Entries shown:
++++++++

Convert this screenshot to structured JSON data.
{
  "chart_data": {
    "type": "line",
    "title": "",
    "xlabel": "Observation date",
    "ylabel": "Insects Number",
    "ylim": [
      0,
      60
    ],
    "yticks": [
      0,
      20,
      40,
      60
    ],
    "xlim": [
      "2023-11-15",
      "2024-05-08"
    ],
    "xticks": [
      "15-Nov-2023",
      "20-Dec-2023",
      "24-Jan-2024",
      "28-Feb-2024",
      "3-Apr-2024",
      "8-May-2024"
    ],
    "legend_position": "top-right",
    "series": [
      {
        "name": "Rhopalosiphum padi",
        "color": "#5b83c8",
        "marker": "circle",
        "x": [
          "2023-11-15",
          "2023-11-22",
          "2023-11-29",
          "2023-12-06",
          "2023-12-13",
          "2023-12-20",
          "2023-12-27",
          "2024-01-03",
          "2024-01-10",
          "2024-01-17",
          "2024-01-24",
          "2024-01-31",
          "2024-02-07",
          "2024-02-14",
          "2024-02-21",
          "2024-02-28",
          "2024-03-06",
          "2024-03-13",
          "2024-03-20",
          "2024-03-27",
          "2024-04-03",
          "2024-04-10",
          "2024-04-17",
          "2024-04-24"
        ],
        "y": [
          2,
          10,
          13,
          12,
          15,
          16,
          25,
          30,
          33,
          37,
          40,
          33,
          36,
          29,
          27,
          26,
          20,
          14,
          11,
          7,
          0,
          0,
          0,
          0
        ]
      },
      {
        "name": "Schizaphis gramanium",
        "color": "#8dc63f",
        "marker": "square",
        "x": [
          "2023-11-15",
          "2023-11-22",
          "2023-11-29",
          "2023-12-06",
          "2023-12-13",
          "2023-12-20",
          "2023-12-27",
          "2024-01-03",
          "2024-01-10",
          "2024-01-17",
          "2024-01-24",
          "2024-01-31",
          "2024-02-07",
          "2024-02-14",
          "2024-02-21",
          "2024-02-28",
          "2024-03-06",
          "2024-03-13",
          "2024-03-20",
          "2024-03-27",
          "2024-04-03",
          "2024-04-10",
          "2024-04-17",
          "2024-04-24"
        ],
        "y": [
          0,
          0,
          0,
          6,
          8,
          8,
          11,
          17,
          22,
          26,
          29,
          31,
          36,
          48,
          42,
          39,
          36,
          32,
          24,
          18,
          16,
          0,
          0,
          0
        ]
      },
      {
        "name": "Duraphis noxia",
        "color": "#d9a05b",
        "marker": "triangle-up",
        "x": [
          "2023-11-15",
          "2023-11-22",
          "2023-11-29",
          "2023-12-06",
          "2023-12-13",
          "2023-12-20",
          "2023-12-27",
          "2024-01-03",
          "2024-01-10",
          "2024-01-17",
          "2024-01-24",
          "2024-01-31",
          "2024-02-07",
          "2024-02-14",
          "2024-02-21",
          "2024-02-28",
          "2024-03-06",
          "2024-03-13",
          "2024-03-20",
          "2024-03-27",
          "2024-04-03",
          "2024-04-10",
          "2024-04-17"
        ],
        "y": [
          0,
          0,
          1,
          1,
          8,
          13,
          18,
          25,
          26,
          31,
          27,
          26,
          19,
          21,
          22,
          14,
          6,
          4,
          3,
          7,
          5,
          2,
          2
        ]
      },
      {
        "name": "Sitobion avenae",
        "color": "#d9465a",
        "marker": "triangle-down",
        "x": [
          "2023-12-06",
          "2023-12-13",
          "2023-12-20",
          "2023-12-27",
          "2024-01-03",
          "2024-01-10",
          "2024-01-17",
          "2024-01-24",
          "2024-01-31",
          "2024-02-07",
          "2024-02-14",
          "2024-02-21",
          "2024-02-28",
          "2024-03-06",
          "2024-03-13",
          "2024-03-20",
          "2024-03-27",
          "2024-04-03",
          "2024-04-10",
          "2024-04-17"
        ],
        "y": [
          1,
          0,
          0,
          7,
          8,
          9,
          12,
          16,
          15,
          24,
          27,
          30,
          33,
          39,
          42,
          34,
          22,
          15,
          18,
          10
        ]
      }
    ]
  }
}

++++++++

Written problem:
Some lines of the data above may hold the word "name"; report how many do, and nothing else.

Answer in full:
4